Output the material beneath exactly, leaving nothing out.

● ● ● ● ● ● ●

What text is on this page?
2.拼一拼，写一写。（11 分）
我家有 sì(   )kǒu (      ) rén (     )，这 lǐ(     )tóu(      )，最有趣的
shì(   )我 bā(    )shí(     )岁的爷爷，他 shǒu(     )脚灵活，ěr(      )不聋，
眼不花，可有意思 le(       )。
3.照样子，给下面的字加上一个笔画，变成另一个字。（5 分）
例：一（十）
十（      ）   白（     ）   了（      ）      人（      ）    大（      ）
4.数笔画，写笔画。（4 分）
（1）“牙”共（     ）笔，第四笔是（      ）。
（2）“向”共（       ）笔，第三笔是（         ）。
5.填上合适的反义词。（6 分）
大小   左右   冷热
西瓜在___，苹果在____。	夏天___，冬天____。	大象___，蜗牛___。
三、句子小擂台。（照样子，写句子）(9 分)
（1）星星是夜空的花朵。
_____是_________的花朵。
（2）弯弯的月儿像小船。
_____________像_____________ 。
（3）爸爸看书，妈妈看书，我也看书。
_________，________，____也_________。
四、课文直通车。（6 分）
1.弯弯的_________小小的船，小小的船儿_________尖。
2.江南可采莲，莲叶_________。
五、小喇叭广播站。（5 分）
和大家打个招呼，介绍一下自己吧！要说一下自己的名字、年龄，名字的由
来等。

● ● ● ● ● ● ●

§ Written answer:
What text is on this page?
2.拼一拼，写一写。（11 分）
我家有 sì(   )kǒu (      ) rén (     )，这 lǐ(     )tóu(      )，最有趣的
shì(   )我 bā(    )shí(     )岁的爷爷，他 shǒu(     )脚灵活，ěr(      )不聋，
眼不花，可有意思 le(       )。
3.照样子，给下面的字加上一个笔画，变成另一个字。（5 分）
例：一（十）
十（      ）   白（     ）   了（      ）      人（      ）    大（      ）
4.数笔画，写笔画。（4 分）
（1）“牙”共（     ）笔，第四笔是（      ）。
（2）“向”共（       ）笔，第三笔是（         ）。
5.填上合适的反义词。（6 分）
大小   左右   冷热
西瓜在___，苹果在____。	夏天___，冬天____。	大象___，蜗牛___。
三、句子小擂台。（照样子，写句子）(9 分)
（1）星星是夜空的花朵。
_____是_________的花朵。
（2）弯弯的月儿像小船。
_____________像_____________ 。
（3）爸爸看书，妈妈看书，我也看书。
_________，________，____也_________。
四、课文直通车。（6 分）
1.弯弯的_________小小的船，小小的船儿_________尖。
2.江南可采莲，莲叶_________。
五、小喇叭广播站。（5 分）
和大家打个招呼，介绍一下自己吧！要说一下自己的名字、年龄，名字的由
来等。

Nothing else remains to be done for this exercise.